TASK INSTRUCTIONS: Gather each line containing the string "Magnetic" from these entries.

THE INPUT:
* * *

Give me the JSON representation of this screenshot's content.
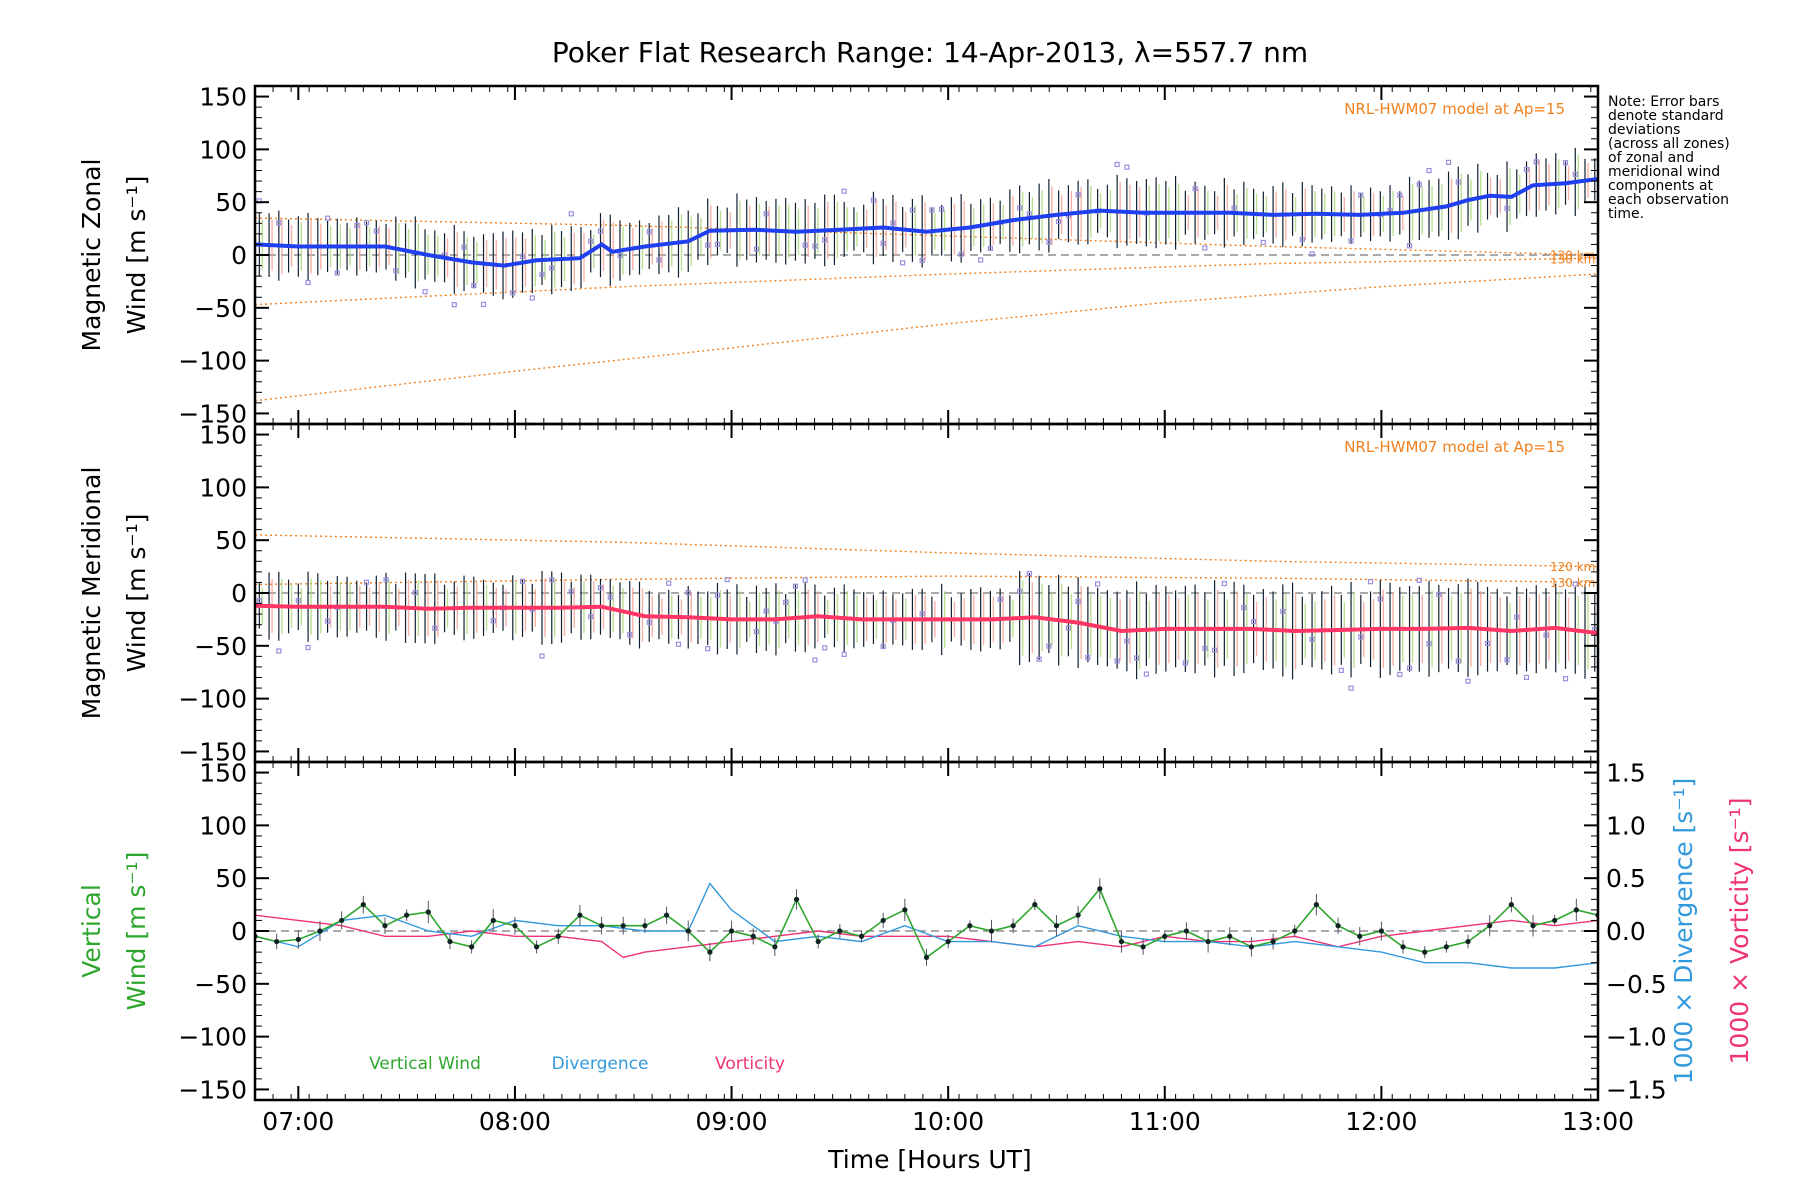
{
  "title": "Poker Flat Research Range: 14-Apr-2013, λ=557.7 nm",
  "note_lines": [
    "Note: Error bars",
    "denote standard",
    "deviations",
    "(across all zones)",
    "of zonal and",
    "meridional wind",
    "components at",
    "each observation",
    "time."
  ],
  "colors": {
    "zonal": "#1f3ff0",
    "meridional": "#ff3565",
    "vertical": "#2ea62e",
    "divergence": "#3399dd",
    "vorticity": "#ee3377",
    "model": "#f08020",
    "scatter": "#9a8fe0"
  },
  "chart_data": [
    {
      "id": "zonal",
      "type": "line",
      "ylabel": [
        "Magnetic Zonal",
        "Wind [m s⁻¹]"
      ],
      "ylim": [
        -160,
        160
      ],
      "yticks": [
        150,
        100,
        50,
        0,
        -50,
        -100,
        -150
      ],
      "ytick_labels": [
        "150",
        "100",
        "50",
        "0",
        "−50",
        "−100",
        "−150"
      ],
      "model_label": "NRL-HWM07 model at Ap=15",
      "model_curves": [
        {
          "name": "120 km",
          "x": [
            6.8,
            8.5,
            10.0,
            11.5,
            13.0
          ],
          "y": [
            35,
            28,
            18,
            8,
            0
          ]
        },
        {
          "name": "130 km",
          "x": [
            6.8,
            8.5,
            10.0,
            11.5,
            13.0
          ],
          "y": [
            -47,
            -30,
            -18,
            -8,
            -3
          ]
        },
        {
          "name": "",
          "x": [
            6.8,
            8.0,
            9.0,
            10.0,
            11.0,
            12.0,
            13.0
          ],
          "y": [
            -138,
            -110,
            -88,
            -65,
            -45,
            -30,
            -18
          ]
        }
      ],
      "series": [
        {
          "name": "Zonal wind",
          "x": [
            6.8,
            7.0,
            7.2,
            7.4,
            7.6,
            7.8,
            7.95,
            8.1,
            8.3,
            8.4,
            8.45,
            8.6,
            8.8,
            8.9,
            9.1,
            9.3,
            9.5,
            9.7,
            9.9,
            10.1,
            10.3,
            10.5,
            10.7,
            10.9,
            11.1,
            11.3,
            11.5,
            11.7,
            11.9,
            12.1,
            12.3,
            12.4,
            12.5,
            12.6,
            12.7,
            12.85,
            13.0
          ],
          "y": [
            10,
            8,
            8,
            8,
            0,
            -7,
            -10,
            -5,
            -3,
            10,
            3,
            8,
            13,
            23,
            24,
            22,
            24,
            26,
            22,
            26,
            33,
            38,
            42,
            40,
            40,
            40,
            38,
            39,
            38,
            40,
            46,
            52,
            56,
            55,
            66,
            68,
            72
          ]
        }
      ]
    },
    {
      "id": "meridional",
      "type": "line",
      "ylabel": [
        "Magnetic Meridional",
        "Wind [m s⁻¹]"
      ],
      "ylim": [
        -160,
        160
      ],
      "yticks": [
        150,
        100,
        50,
        0,
        -50,
        -100,
        -150
      ],
      "ytick_labels": [
        "150",
        "100",
        "50",
        "0",
        "−50",
        "−100",
        "−150"
      ],
      "model_label": "NRL-HWM07 model at Ap=15",
      "model_curves": [
        {
          "name": "120 km",
          "x": [
            6.8,
            8.5,
            10.0,
            11.5,
            13.0
          ],
          "y": [
            55,
            48,
            38,
            30,
            25
          ]
        },
        {
          "name": "130 km",
          "x": [
            6.8,
            8.5,
            10.0,
            11.5,
            13.0
          ],
          "y": [
            8,
            13,
            16,
            14,
            10
          ]
        }
      ],
      "series": [
        {
          "name": "Meridional wind",
          "x": [
            6.8,
            7.0,
            7.2,
            7.4,
            7.6,
            7.8,
            8.0,
            8.2,
            8.4,
            8.6,
            8.8,
            9.0,
            9.2,
            9.4,
            9.6,
            9.8,
            10.0,
            10.2,
            10.4,
            10.6,
            10.8,
            11.0,
            11.2,
            11.4,
            11.6,
            11.8,
            12.0,
            12.2,
            12.4,
            12.6,
            12.8,
            13.0
          ],
          "y": [
            -12,
            -13,
            -13,
            -13,
            -15,
            -14,
            -14,
            -14,
            -13,
            -22,
            -23,
            -25,
            -25,
            -22,
            -25,
            -25,
            -25,
            -25,
            -23,
            -28,
            -36,
            -34,
            -34,
            -34,
            -36,
            -35,
            -34,
            -34,
            -33,
            -36,
            -33,
            -38
          ]
        }
      ]
    },
    {
      "id": "vertical",
      "type": "line",
      "ylabel": [
        "Vertical",
        "Wind [m s⁻¹]"
      ],
      "ylim": [
        -160,
        160
      ],
      "yticks": [
        150,
        100,
        50,
        0,
        -50,
        -100,
        -150
      ],
      "ytick_labels": [
        "150",
        "100",
        "50",
        "0",
        "−50",
        "−100",
        "−150"
      ],
      "y2label": [
        "1000 × Divergence [s⁻¹]",
        "1000 × Vorticity [s⁻¹]"
      ],
      "y2lim": [
        -1.6,
        1.6
      ],
      "y2ticks": [
        1.5,
        1.0,
        0.5,
        0.0,
        -0.5,
        -1.0,
        -1.5
      ],
      "y2tick_labels": [
        "1.5",
        "1.0",
        "0.5",
        "0.0",
        "−0.5",
        "−1.0",
        "−1.5"
      ],
      "legend": [
        "Vertical Wind",
        "Divergence",
        "Vorticity"
      ],
      "series": [
        {
          "name": "Vertical Wind",
          "axis": "left",
          "x": [
            6.8,
            6.9,
            7.0,
            7.1,
            7.2,
            7.3,
            7.4,
            7.5,
            7.6,
            7.7,
            7.8,
            7.9,
            8.0,
            8.1,
            8.2,
            8.3,
            8.4,
            8.5,
            8.6,
            8.7,
            8.8,
            8.9,
            9.0,
            9.1,
            9.2,
            9.3,
            9.4,
            9.5,
            9.6,
            9.7,
            9.8,
            9.9,
            10.0,
            10.1,
            10.2,
            10.3,
            10.4,
            10.5,
            10.6,
            10.7,
            10.8,
            10.9,
            11.0,
            11.1,
            11.2,
            11.3,
            11.4,
            11.5,
            11.6,
            11.7,
            11.8,
            11.9,
            12.0,
            12.1,
            12.2,
            12.3,
            12.4,
            12.5,
            12.6,
            12.7,
            12.8,
            12.9,
            13.0
          ],
          "y": [
            -5,
            -10,
            -8,
            0,
            10,
            25,
            5,
            15,
            18,
            -10,
            -15,
            10,
            5,
            -15,
            -5,
            15,
            5,
            5,
            5,
            15,
            0,
            -20,
            0,
            -5,
            -15,
            30,
            -10,
            0,
            -5,
            10,
            20,
            -25,
            -10,
            5,
            0,
            5,
            25,
            5,
            15,
            40,
            -10,
            -15,
            -5,
            0,
            -10,
            -5,
            -15,
            -10,
            0,
            25,
            5,
            -5,
            0,
            -15,
            -20,
            -15,
            -10,
            5,
            25,
            5,
            10,
            20,
            15
          ]
        },
        {
          "name": "Divergence",
          "axis": "right",
          "x": [
            6.8,
            7.0,
            7.2,
            7.4,
            7.6,
            7.8,
            8.0,
            8.2,
            8.4,
            8.6,
            8.8,
            8.9,
            9.0,
            9.2,
            9.4,
            9.6,
            9.8,
            10.0,
            10.2,
            10.4,
            10.6,
            10.8,
            11.0,
            11.2,
            11.4,
            11.6,
            11.8,
            12.0,
            12.2,
            12.4,
            12.6,
            12.8,
            13.0
          ],
          "y": [
            -0.05,
            -0.15,
            0.1,
            0.15,
            0.0,
            -0.05,
            0.1,
            0.05,
            0.05,
            0.0,
            0.0,
            0.45,
            0.2,
            -0.1,
            -0.05,
            -0.1,
            0.05,
            -0.1,
            -0.1,
            -0.15,
            0.05,
            -0.05,
            -0.1,
            -0.1,
            -0.15,
            -0.1,
            -0.15,
            -0.2,
            -0.3,
            -0.3,
            -0.35,
            -0.35,
            -0.3
          ]
        },
        {
          "name": "Vorticity",
          "axis": "right",
          "x": [
            6.8,
            7.0,
            7.2,
            7.4,
            7.6,
            7.8,
            8.0,
            8.2,
            8.4,
            8.5,
            8.6,
            8.8,
            9.0,
            9.2,
            9.4,
            9.6,
            9.8,
            10.0,
            10.2,
            10.4,
            10.6,
            10.8,
            11.0,
            11.2,
            11.4,
            11.6,
            11.8,
            12.0,
            12.2,
            12.4,
            12.6,
            12.8,
            13.0
          ],
          "y": [
            0.15,
            0.1,
            0.05,
            -0.05,
            -0.05,
            0.0,
            -0.05,
            -0.05,
            -0.1,
            -0.25,
            -0.2,
            -0.15,
            -0.1,
            -0.05,
            0.0,
            -0.05,
            -0.05,
            -0.05,
            -0.1,
            -0.15,
            -0.1,
            -0.15,
            -0.05,
            -0.1,
            -0.1,
            -0.05,
            -0.15,
            -0.05,
            0.0,
            0.05,
            0.1,
            0.05,
            0.1
          ]
        }
      ]
    }
  ],
  "x_axis": {
    "xlabel": "Time [Hours UT]",
    "xlim": [
      6.8,
      13.0
    ],
    "ticks": [
      7,
      8,
      9,
      10,
      11,
      12,
      13
    ],
    "tick_labels": [
      "07:00",
      "08:00",
      "09:00",
      "10:00",
      "11:00",
      "12:00",
      "13:00"
    ]
  }
}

* * *

EXERCISE RESULT:
        "Magnetic Zonal",
        "Magnetic Meridional",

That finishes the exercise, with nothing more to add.